■ WHAT TO PRODUCE: All entries must be repeated exactly; do not include the pictures.

** BEGIN **

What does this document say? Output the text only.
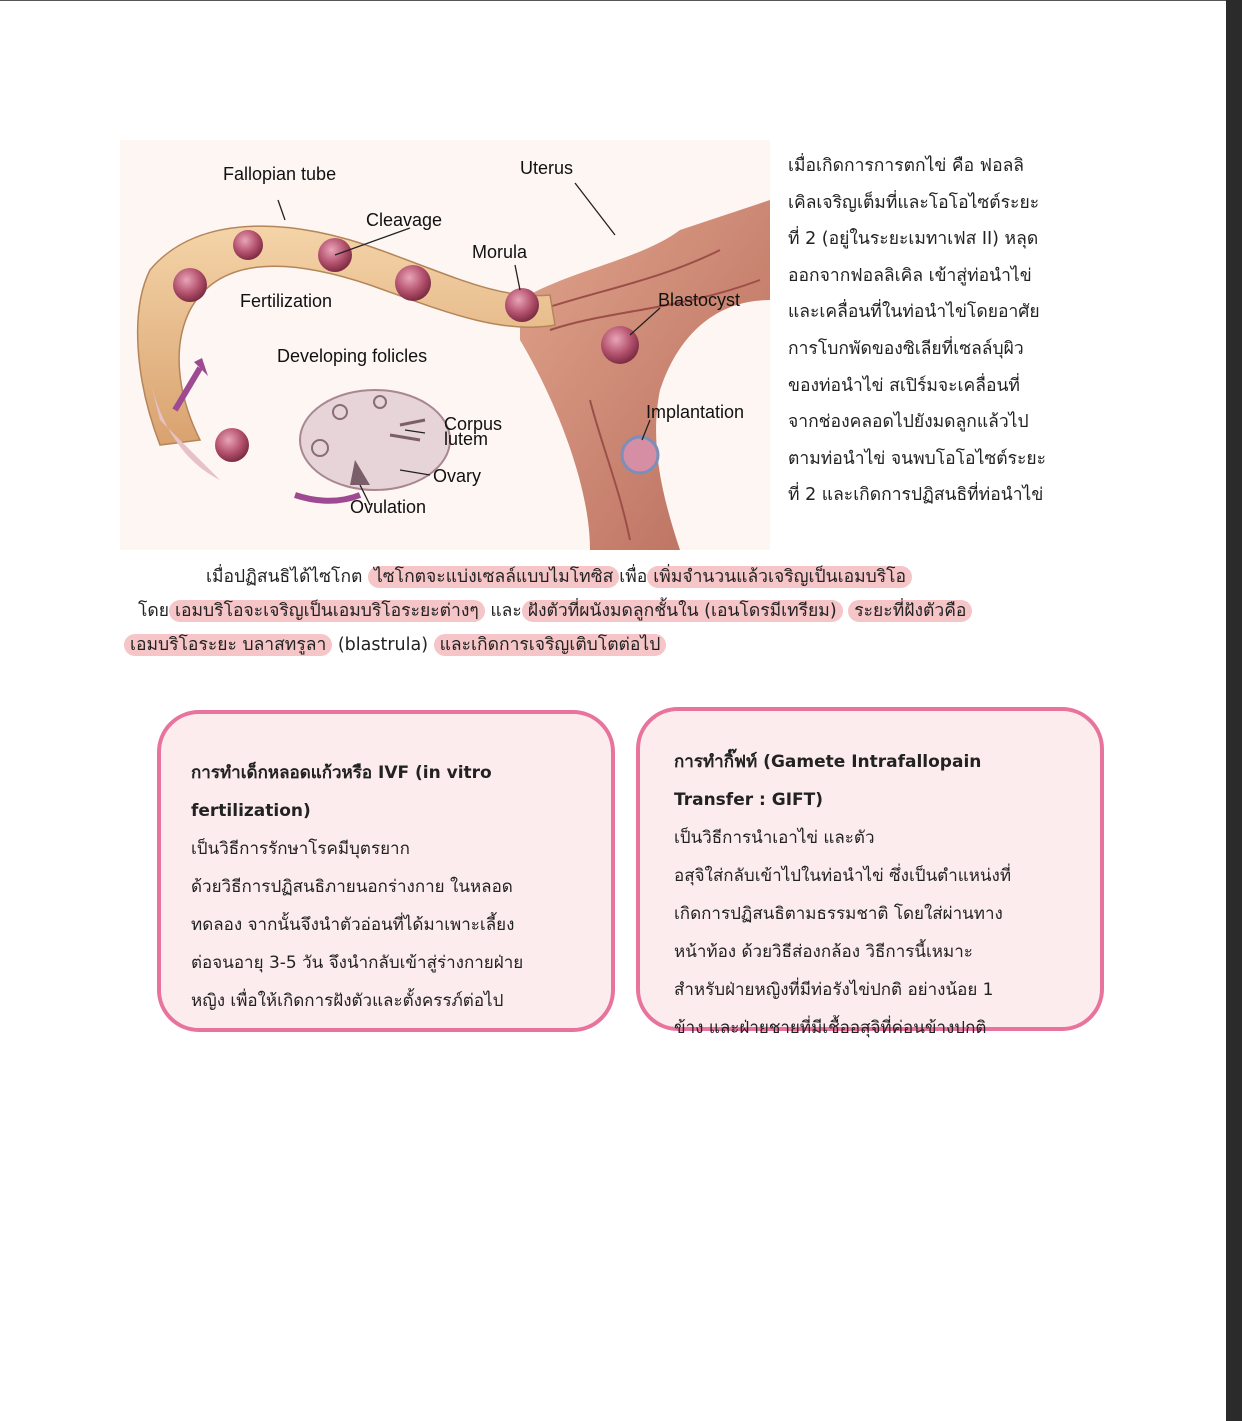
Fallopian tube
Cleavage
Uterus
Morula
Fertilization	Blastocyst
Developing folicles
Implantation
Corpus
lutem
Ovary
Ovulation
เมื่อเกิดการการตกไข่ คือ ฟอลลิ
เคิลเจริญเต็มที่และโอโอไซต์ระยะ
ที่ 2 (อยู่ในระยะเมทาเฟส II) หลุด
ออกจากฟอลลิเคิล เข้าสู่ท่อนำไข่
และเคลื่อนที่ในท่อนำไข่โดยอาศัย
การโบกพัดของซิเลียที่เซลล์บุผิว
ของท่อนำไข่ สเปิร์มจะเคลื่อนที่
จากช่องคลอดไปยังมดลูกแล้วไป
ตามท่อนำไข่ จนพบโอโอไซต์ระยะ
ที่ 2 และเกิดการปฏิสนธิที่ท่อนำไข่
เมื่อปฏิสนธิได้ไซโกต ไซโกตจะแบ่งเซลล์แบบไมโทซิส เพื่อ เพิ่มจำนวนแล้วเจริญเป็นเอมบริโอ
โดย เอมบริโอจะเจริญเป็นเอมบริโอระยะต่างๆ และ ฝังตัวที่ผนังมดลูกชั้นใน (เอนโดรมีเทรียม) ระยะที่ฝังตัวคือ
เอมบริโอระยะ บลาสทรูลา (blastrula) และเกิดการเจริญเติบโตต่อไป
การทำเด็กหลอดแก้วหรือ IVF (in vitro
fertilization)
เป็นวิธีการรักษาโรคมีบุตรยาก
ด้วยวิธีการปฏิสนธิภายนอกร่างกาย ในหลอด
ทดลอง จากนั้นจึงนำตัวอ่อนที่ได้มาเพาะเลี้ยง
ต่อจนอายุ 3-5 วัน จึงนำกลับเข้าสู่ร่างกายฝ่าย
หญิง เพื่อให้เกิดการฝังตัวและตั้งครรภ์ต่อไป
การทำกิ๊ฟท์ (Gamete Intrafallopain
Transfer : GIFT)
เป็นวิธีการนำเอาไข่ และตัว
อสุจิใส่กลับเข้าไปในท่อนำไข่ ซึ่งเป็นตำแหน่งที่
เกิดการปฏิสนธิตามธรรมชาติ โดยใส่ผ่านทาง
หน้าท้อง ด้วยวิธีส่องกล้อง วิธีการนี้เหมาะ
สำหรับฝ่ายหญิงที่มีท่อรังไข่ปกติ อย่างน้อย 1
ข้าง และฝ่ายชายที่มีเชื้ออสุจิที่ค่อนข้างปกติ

** END **

■ OUTPUT FOR THIS TASK:
What does this document say? Output the text only.
Fallopian tube
Cleavage
Uterus
Morula
Fertilization	Blastocyst
Developing folicles
Implantation
Corpus
lutem
Ovary
Ovulation
เมื่อเกิดการการตกไข่ คือ ฟอลลิ
เคิลเจริญเต็มที่และโอโอไซต์ระยะ
ที่ 2 (อยู่ในระยะเมทาเฟส II) หลุด
ออกจากฟอลลิเคิล เข้าสู่ท่อนำไข่
และเคลื่อนที่ในท่อนำไข่โดยอาศัย
การโบกพัดของซิเลียที่เซลล์บุผิว
ของท่อนำไข่ สเปิร์มจะเคลื่อนที่
จากช่องคลอดไปยังมดลูกแล้วไป
ตามท่อนำไข่ จนพบโอโอไซต์ระยะ
ที่ 2 และเกิดการปฏิสนธิที่ท่อนำไข่
เมื่อปฏิสนธิได้ไซโกต ไซโกตจะแบ่งเซลล์แบบไมโทซิส เพื่อ เพิ่มจำนวนแล้วเจริญเป็นเอมบริโอ
โดย เอมบริโอจะเจริญเป็นเอมบริโอระยะต่างๆ และ ฝังตัวที่ผนังมดลูกชั้นใน (เอนโดรมีเทรียม) ระยะที่ฝังตัวคือ
เอมบริโอระยะ บลาสทรูลา (blastrula) และเกิดการเจริญเติบโตต่อไป
การทำเด็กหลอดแก้วหรือ IVF (in vitro
fertilization)
เป็นวิธีการรักษาโรคมีบุตรยาก
ด้วยวิธีการปฏิสนธิภายนอกร่างกาย ในหลอด
ทดลอง จากนั้นจึงนำตัวอ่อนที่ได้มาเพาะเลี้ยง
ต่อจนอายุ 3-5 วัน จึงนำกลับเข้าสู่ร่างกายฝ่าย
หญิง เพื่อให้เกิดการฝังตัวและตั้งครรภ์ต่อไป
การทำกิ๊ฟท์ (Gamete Intrafallopain
Transfer : GIFT)
เป็นวิธีการนำเอาไข่ และตัว
อสุจิใส่กลับเข้าไปในท่อนำไข่ ซึ่งเป็นตำแหน่งที่
เกิดการปฏิสนธิตามธรรมชาติ โดยใส่ผ่านทาง
หน้าท้อง ด้วยวิธีส่องกล้อง วิธีการนี้เหมาะ
สำหรับฝ่ายหญิงที่มีท่อรังไข่ปกติ อย่างน้อย 1
ข้าง และฝ่ายชายที่มีเชื้ออสุจิที่ค่อนข้างปกติ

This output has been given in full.